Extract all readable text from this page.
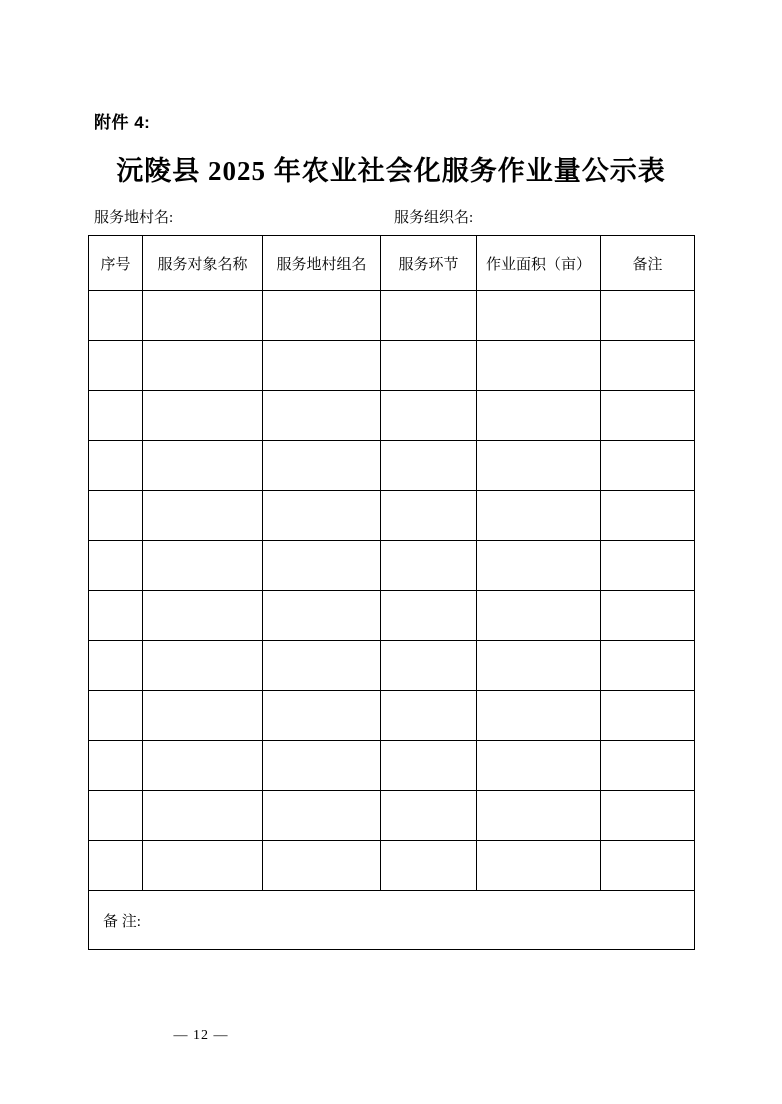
附件 4:
沅陵县 2025 年农业社会化服务作业量公示表
服务地村名:	服务组织名:
序号	服务对象名称	服务地村组名	服务环节	作业面积（亩）	备注

备 注:					
— 12 —
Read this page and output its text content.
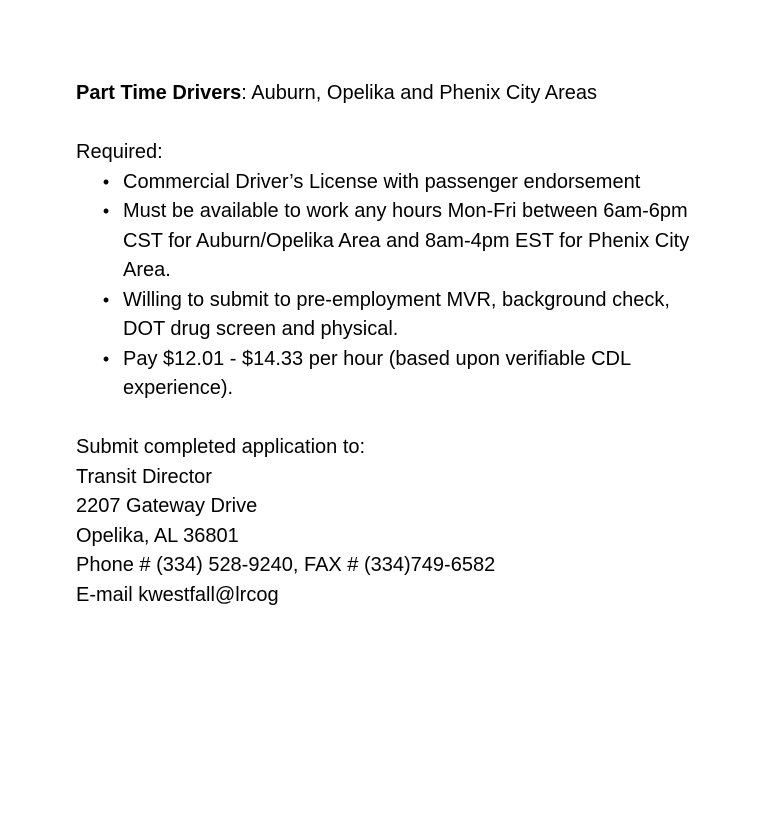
Part Time Drivers: Auburn, Opelika and Phenix City Areas

Required:

• Commercial Driver’s License with passenger endorsement
• Must be available to work any hours Mon-Fri between 6am-6pm CST for Auburn/Opelika Area and 8am-4pm EST for Phenix City Area.
• Willing to submit to pre-employment MVR, background check, DOT drug screen and physical.
• Pay $12.01 - $14.33 per hour (based upon verifiable CDL experience).

Submit completed application to:

Transit Director

2207 Gateway Drive

Opelika, AL 36801

Phone # (334) 528-9240, FAX # (334)749-6582

E-mail kwestfall@lrcog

------------------------------------------------------------

Give nothing but the number of lines containing the string "text".

→ Task answer
2